**Description of the task**
Give back the full material, exactly as it reads.

[Figure contents as structured data]
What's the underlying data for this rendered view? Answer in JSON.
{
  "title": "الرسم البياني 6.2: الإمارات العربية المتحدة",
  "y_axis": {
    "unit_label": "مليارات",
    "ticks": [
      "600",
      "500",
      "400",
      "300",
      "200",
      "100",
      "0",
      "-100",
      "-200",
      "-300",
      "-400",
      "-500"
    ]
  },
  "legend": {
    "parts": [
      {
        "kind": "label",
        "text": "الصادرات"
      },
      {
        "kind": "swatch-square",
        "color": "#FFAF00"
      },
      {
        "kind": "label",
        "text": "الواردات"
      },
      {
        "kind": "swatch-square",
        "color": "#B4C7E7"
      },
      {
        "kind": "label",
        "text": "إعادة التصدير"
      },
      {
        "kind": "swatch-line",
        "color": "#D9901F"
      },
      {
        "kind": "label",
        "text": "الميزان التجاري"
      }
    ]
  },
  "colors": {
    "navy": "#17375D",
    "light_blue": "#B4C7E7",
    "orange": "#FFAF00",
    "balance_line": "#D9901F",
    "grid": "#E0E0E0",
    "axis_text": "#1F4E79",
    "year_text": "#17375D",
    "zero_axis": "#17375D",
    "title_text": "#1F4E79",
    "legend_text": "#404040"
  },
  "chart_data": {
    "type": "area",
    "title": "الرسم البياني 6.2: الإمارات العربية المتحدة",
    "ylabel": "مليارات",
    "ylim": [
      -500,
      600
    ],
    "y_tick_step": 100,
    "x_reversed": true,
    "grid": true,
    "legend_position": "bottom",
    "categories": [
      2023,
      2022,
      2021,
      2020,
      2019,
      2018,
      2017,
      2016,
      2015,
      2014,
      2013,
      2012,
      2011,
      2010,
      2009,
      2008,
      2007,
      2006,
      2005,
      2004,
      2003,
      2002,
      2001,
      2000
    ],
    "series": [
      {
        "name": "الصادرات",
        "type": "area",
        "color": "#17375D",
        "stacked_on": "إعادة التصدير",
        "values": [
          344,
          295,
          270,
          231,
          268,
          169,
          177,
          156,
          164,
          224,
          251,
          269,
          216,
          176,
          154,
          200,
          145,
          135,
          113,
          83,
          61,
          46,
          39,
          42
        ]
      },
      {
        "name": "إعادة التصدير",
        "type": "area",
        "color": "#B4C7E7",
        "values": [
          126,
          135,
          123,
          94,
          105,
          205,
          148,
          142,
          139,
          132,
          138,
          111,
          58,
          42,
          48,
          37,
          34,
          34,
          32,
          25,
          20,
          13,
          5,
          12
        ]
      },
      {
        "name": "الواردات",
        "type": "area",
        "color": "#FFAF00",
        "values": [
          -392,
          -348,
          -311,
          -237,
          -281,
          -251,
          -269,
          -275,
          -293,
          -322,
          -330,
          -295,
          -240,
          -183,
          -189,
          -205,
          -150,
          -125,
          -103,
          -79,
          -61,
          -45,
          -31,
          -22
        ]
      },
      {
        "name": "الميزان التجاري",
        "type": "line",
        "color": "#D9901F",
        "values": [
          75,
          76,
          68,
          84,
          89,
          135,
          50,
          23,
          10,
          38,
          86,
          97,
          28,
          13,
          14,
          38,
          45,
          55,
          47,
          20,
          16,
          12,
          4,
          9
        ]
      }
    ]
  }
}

**Solved problem**
What's the underlying data for this rendered view? Answer in JSON.
{
  "title": "الرسم البياني 6.2: الإمارات العربية المتحدة",
  "y_axis": {
    "unit_label": "مليارات",
    "ticks": [
      "600",
      "500",
      "400",
      "300",
      "200",
      "100",
      "0",
      "-100",
      "-200",
      "-300",
      "-400",
      "-500"
    ]
  },
  "legend": {
    "parts": [
      {
        "kind": "label",
        "text": "الصادرات"
      },
      {
        "kind": "swatch-square",
        "color": "#FFAF00"
      },
      {
        "kind": "label",
        "text": "الواردات"
      },
      {
        "kind": "swatch-square",
        "color": "#B4C7E7"
      },
      {
        "kind": "label",
        "text": "إعادة التصدير"
      },
      {
        "kind": "swatch-line",
        "color": "#D9901F"
      },
      {
        "kind": "label",
        "text": "الميزان التجاري"
      }
    ]
  },
  "colors": {
    "navy": "#17375D",
    "light_blue": "#B4C7E7",
    "orange": "#FFAF00",
    "balance_line": "#D9901F",
    "grid": "#E0E0E0",
    "axis_text": "#1F4E79",
    "year_text": "#17375D",
    "zero_axis": "#17375D",
    "title_text": "#1F4E79",
    "legend_text": "#404040"
  },
  "chart_data": {
    "type": "area",
    "title": "الرسم البياني 6.2: الإمارات العربية المتحدة",
    "ylabel": "مليارات",
    "ylim": [
      -500,
      600
    ],
    "y_tick_step": 100,
    "x_reversed": true,
    "grid": true,
    "legend_position": "bottom",
    "categories": [
      2023,
      2022,
      2021,
      2020,
      2019,
      2018,
      2017,
      2016,
      2015,
      2014,
      2013,
      2012,
      2011,
      2010,
      2009,
      2008,
      2007,
      2006,
      2005,
      2004,
      2003,
      2002,
      2001,
      2000
    ],
    "series": [
      {
        "name": "الصادرات",
        "type": "area",
        "color": "#17375D",
        "stacked_on": "إعادة التصدير",
        "values": [
          344,
          295,
          270,
          231,
          268,
          169,
          177,
          156,
          164,
          224,
          251,
          269,
          216,
          176,
          154,
          200,
          145,
          135,
          113,
          83,
          61,
          46,
          39,
          42
        ]
      },
      {
        "name": "إعادة التصدير",
        "type": "area",
        "color": "#B4C7E7",
        "values": [
          126,
          135,
          123,
          94,
          105,
          205,
          148,
          142,
          139,
          132,
          138,
          111,
          58,
          42,
          48,
          37,
          34,
          34,
          32,
          25,
          20,
          13,
          5,
          12
        ]
      },
      {
        "name": "الواردات",
        "type": "area",
        "color": "#FFAF00",
        "values": [
          -392,
          -348,
          -311,
          -237,
          -281,
          -251,
          -269,
          -275,
          -293,
          -322,
          -330,
          -295,
          -240,
          -183,
          -189,
          -205,
          -150,
          -125,
          -103,
          -79,
          -61,
          -45,
          -31,
          -22
        ]
      },
      {
        "name": "الميزان التجاري",
        "type": "line",
        "color": "#D9901F",
        "values": [
          75,
          76,
          68,
          84,
          89,
          135,
          50,
          23,
          10,
          38,
          86,
          97,
          28,
          13,
          14,
          38,
          45,
          55,
          47,
          20,
          16,
          12,
          4,
          9
        ]
      }
    ]
  }
}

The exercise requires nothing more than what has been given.